**WHAT TO PRODUCE**
From the listing that follows, extract every line and set it down unaltered.

**SOURCE DATA**
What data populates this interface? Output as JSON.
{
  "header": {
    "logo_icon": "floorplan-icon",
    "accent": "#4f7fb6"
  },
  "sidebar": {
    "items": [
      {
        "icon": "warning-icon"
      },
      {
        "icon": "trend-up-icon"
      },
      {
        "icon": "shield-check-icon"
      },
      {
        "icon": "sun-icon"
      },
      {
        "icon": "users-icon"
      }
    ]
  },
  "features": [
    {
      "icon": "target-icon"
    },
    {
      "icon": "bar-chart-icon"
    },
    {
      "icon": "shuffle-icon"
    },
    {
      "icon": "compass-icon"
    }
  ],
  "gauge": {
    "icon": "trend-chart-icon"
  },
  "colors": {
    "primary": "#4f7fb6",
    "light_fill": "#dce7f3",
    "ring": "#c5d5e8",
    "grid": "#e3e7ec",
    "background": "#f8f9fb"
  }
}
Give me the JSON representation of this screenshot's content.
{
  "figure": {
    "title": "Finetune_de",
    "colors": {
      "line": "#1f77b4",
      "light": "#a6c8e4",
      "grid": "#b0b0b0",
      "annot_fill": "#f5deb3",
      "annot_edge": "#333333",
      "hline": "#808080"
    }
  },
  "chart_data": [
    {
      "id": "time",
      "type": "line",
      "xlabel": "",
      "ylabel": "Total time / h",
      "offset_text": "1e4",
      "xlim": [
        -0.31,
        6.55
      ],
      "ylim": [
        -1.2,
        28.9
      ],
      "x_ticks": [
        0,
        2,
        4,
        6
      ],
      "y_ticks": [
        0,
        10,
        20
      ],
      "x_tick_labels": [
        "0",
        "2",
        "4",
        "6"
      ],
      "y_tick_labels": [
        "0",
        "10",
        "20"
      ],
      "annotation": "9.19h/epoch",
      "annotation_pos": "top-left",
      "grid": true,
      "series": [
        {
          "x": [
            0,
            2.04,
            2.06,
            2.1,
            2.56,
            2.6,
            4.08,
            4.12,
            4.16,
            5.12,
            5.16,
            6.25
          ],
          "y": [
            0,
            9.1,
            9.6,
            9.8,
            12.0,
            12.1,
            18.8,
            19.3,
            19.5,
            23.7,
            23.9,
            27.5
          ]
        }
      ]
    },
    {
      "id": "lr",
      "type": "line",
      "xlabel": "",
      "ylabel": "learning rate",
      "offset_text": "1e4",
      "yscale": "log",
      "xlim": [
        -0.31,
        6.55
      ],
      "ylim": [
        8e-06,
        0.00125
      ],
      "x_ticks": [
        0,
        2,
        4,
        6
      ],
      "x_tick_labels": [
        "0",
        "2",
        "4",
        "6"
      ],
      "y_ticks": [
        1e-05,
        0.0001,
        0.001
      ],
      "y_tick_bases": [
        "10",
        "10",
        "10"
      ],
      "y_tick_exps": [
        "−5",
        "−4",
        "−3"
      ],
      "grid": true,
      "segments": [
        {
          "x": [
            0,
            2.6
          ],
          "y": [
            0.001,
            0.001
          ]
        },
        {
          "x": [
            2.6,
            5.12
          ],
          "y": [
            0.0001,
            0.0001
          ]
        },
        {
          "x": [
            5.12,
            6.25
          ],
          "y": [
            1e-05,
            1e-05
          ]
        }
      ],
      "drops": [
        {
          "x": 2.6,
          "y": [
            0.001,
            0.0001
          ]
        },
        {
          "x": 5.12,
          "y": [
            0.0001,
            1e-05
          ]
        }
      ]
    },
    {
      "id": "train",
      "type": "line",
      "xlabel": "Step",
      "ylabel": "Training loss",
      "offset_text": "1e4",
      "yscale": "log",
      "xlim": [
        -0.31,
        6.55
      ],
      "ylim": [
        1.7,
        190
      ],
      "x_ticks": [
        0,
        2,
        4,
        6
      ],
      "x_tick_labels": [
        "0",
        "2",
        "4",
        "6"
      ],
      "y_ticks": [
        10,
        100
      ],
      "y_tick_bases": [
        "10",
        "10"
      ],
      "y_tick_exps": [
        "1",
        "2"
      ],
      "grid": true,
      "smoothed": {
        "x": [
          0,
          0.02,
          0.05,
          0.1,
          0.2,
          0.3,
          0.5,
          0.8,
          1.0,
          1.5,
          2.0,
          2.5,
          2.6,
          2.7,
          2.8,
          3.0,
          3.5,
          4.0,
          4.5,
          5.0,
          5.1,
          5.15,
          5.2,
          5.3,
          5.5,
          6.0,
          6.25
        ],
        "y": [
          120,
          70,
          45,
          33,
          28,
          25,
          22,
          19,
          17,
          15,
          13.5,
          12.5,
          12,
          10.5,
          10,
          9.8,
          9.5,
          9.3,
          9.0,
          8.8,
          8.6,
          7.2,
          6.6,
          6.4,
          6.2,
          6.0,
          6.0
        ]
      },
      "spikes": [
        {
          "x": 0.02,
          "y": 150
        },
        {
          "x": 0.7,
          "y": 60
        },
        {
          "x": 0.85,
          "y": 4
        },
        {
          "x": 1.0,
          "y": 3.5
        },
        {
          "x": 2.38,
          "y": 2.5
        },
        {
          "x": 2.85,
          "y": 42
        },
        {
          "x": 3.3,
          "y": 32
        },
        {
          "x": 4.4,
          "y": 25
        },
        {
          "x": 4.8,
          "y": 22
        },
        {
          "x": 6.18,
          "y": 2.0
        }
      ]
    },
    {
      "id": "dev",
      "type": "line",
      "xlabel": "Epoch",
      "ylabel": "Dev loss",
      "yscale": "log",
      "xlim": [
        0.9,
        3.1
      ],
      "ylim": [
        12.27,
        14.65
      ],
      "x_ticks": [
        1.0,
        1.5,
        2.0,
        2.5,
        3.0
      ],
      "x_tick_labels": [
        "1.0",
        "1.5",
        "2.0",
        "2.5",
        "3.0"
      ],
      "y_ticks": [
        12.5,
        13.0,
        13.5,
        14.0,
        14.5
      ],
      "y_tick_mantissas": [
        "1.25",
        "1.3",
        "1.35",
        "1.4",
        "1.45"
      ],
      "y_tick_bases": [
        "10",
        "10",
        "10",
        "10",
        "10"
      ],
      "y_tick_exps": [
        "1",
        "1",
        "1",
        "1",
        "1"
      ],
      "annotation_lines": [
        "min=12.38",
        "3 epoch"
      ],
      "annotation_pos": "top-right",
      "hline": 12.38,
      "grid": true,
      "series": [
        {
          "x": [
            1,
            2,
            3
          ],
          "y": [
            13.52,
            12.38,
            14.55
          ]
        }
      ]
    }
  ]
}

**REPLY TO THE EXERCISE**
What data populates this interface? Output as JSON.
{
  "header": {
    "logo_icon": "floorplan-icon",
    "accent": "#4f7fb6"
  },
  "sidebar": {
    "items": [
      {
        "icon": "warning-icon"
      },
      {
        "icon": "trend-up-icon"
      },
      {
        "icon": "shield-check-icon"
      },
      {
        "icon": "sun-icon"
      },
      {
        "icon": "users-icon"
      }
    ]
  },
  "features": [
    {
      "icon": "target-icon"
    },
    {
      "icon": "bar-chart-icon"
    },
    {
      "icon": "shuffle-icon"
    },
    {
      "icon": "compass-icon"
    }
  ],
  "gauge": {
    "icon": "trend-chart-icon"
  },
  "colors": {
    "primary": "#4f7fb6",
    "light_fill": "#dce7f3",
    "ring": "#c5d5e8",
    "grid": "#e3e7ec",
    "background": "#f8f9fb"
  }
}
Give me the JSON representation of this screenshot's content.
{
  "figure": {
    "title": "Finetune_de",
    "colors": {
      "line": "#1f77b4",
      "light": "#a6c8e4",
      "grid": "#b0b0b0",
      "annot_fill": "#f5deb3",
      "annot_edge": "#333333",
      "hline": "#808080"
    }
  },
  "chart_data": [
    {
      "id": "time",
      "type": "line",
      "xlabel": "",
      "ylabel": "Total time / h",
      "offset_text": "1e4",
      "xlim": [
        -0.31,
        6.55
      ],
      "ylim": [
        -1.2,
        28.9
      ],
      "x_ticks": [
        0,
        2,
        4,
        6
      ],
      "y_ticks": [
        0,
        10,
        20
      ],
      "x_tick_labels": [
        "0",
        "2",
        "4",
        "6"
      ],
      "y_tick_labels": [
        "0",
        "10",
        "20"
      ],
      "annotation": "9.19h/epoch",
      "annotation_pos": "top-left",
      "grid": true,
      "series": [
        {
          "x": [
            0,
            2.04,
            2.06,
            2.1,
            2.56,
            2.6,
            4.08,
            4.12,
            4.16,
            5.12,
            5.16,
            6.25
          ],
          "y": [
            0,
            9.1,
            9.6,
            9.8,
            12.0,
            12.1,
            18.8,
            19.3,
            19.5,
            23.7,
            23.9,
            27.5
          ]
        }
      ]
    },
    {
      "id": "lr",
      "type": "line",
      "xlabel": "",
      "ylabel": "learning rate",
      "offset_text": "1e4",
      "yscale": "log",
      "xlim": [
        -0.31,
        6.55
      ],
      "ylim": [
        8e-06,
        0.00125
      ],
      "x_ticks": [
        0,
        2,
        4,
        6
      ],
      "x_tick_labels": [
        "0",
        "2",
        "4",
        "6"
      ],
      "y_ticks": [
        1e-05,
        0.0001,
        0.001
      ],
      "y_tick_bases": [
        "10",
        "10",
        "10"
      ],
      "y_tick_exps": [
        "−5",
        "−4",
        "−3"
      ],
      "grid": true,
      "segments": [
        {
          "x": [
            0,
            2.6
          ],
          "y": [
            0.001,
            0.001
          ]
        },
        {
          "x": [
            2.6,
            5.12
          ],
          "y": [
            0.0001,
            0.0001
          ]
        },
        {
          "x": [
            5.12,
            6.25
          ],
          "y": [
            1e-05,
            1e-05
          ]
        }
      ],
      "drops": [
        {
          "x": 2.6,
          "y": [
            0.001,
            0.0001
          ]
        },
        {
          "x": 5.12,
          "y": [
            0.0001,
            1e-05
          ]
        }
      ]
    },
    {
      "id": "train",
      "type": "line",
      "xlabel": "Step",
      "ylabel": "Training loss",
      "offset_text": "1e4",
      "yscale": "log",
      "xlim": [
        -0.31,
        6.55
      ],
      "ylim": [
        1.7,
        190
      ],
      "x_ticks": [
        0,
        2,
        4,
        6
      ],
      "x_tick_labels": [
        "0",
        "2",
        "4",
        "6"
      ],
      "y_ticks": [
        10,
        100
      ],
      "y_tick_bases": [
        "10",
        "10"
      ],
      "y_tick_exps": [
        "1",
        "2"
      ],
      "grid": true,
      "smoothed": {
        "x": [
          0,
          0.02,
          0.05,
          0.1,
          0.2,
          0.3,
          0.5,
          0.8,
          1.0,
          1.5,
          2.0,
          2.5,
          2.6,
          2.7,
          2.8,
          3.0,
          3.5,
          4.0,
          4.5,
          5.0,
          5.1,
          5.15,
          5.2,
          5.3,
          5.5,
          6.0,
          6.25
        ],
        "y": [
          120,
          70,
          45,
          33,
          28,
          25,
          22,
          19,
          17,
          15,
          13.5,
          12.5,
          12,
          10.5,
          10,
          9.8,
          9.5,
          9.3,
          9.0,
          8.8,
          8.6,
          7.2,
          6.6,
          6.4,
          6.2,
          6.0,
          6.0
        ]
      },
      "spikes": [
        {
          "x": 0.02,
          "y": 150
        },
        {
          "x": 0.7,
          "y": 60
        },
        {
          "x": 0.85,
          "y": 4
        },
        {
          "x": 1.0,
          "y": 3.5
        },
        {
          "x": 2.38,
          "y": 2.5
        },
        {
          "x": 2.85,
          "y": 42
        },
        {
          "x": 3.3,
          "y": 32
        },
        {
          "x": 4.4,
          "y": 25
        },
        {
          "x": 4.8,
          "y": 22
        },
        {
          "x": 6.18,
          "y": 2.0
        }
      ]
    },
    {
      "id": "dev",
      "type": "line",
      "xlabel": "Epoch",
      "ylabel": "Dev loss",
      "yscale": "log",
      "xlim": [
        0.9,
        3.1
      ],
      "ylim": [
        12.27,
        14.65
      ],
      "x_ticks": [
        1.0,
        1.5,
        2.0,
        2.5,
        3.0
      ],
      "x_tick_labels": [
        "1.0",
        "1.5",
        "2.0",
        "2.5",
        "3.0"
      ],
      "y_ticks": [
        12.5,
        13.0,
        13.5,
        14.0,
        14.5
      ],
      "y_tick_mantissas": [
        "1.25",
        "1.3",
        "1.35",
        "1.4",
        "1.45"
      ],
      "y_tick_bases": [
        "10",
        "10",
        "10",
        "10",
        "10"
      ],
      "y_tick_exps": [
        "1",
        "1",
        "1",
        "1",
        "1"
      ],
      "annotation_lines": [
        "min=12.38",
        "3 epoch"
      ],
      "annotation_pos": "top-right",
      "hline": 12.38,
      "grid": true,
      "series": [
        {
          "x": [
            1,
            2,
            3
          ],
          "y": [
            13.52,
            12.38,
            14.55
          ]
        }
      ]
    }
  ]
}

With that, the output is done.